### [Stated problem]
Tell how many lines have the string "Téléphone" in them, and write nothing besides the number.

(Extracted data entries)
____________

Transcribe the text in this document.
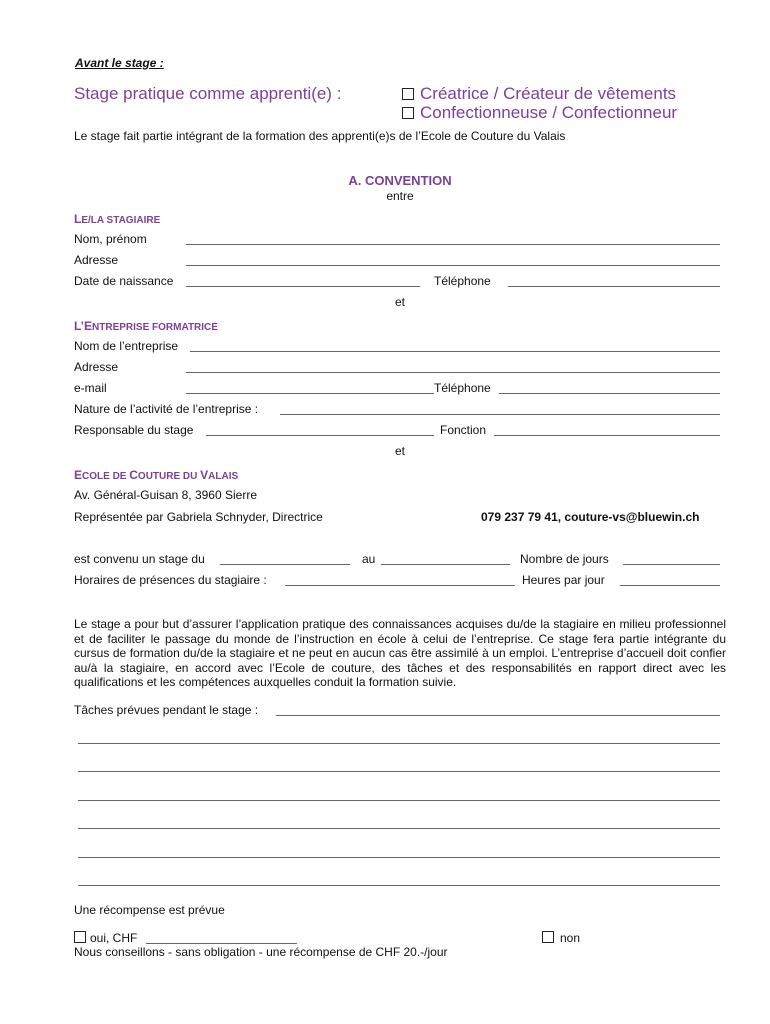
Avant le stage :
Stage pratique comme apprenti(e) :	Créatrice / Créateur de vêtements
Confectionneuse / Confectionneur
Le stage fait partie intégrant de la formation des apprenti(e)s de l’Ecole de Couture du Valais
A. CONVENTION
entre
LE/LA STAGIAIRE
Nom, prénom
Adresse
Date de naissance	Téléphone
et
L’ENTREPRISE FORMATRICE
Nom de l’entreprise
Adresse
e-mail	Téléphone
Nature de l’activité de l’entreprise :
Responsable du stage	Fonction
et
ECOLE DE COUTURE DU VALAIS
Av. Général-Guisan 8, 3960 Sierre
Représentée par Gabriela Schnyder, Directrice	079 237 79 41, couture-vs@bluewin.ch
est convenu un stage du	au	Nombre de jours
Horaires de présences du stagiaire :	Heures par jour
Le stage a pour but d’assurer l’application pratique des connaissances acquises du/de la stagiaire en milieu professionnel et de faciliter le passage du monde de l’instruction en école à celui de l’entreprise. Ce stage fera partie intégrante du cursus de formation du/de la stagiaire et ne peut en aucun cas être assimilé à un emploi. L’entreprise d’accueil doit confier au/à la stagiaire, en accord avec l’Ecole de couture, des tâches et des responsabilités en rapport direct avec les qualifications et les compétences auxquelles conduit la formation suivie.
Tâches prévues pendant le stage :
Une récompense est prévue
oui, CHF	non
Nous conseillons - sans obligation - une récompense de CHF 20.-/jour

____________

### [In response]
2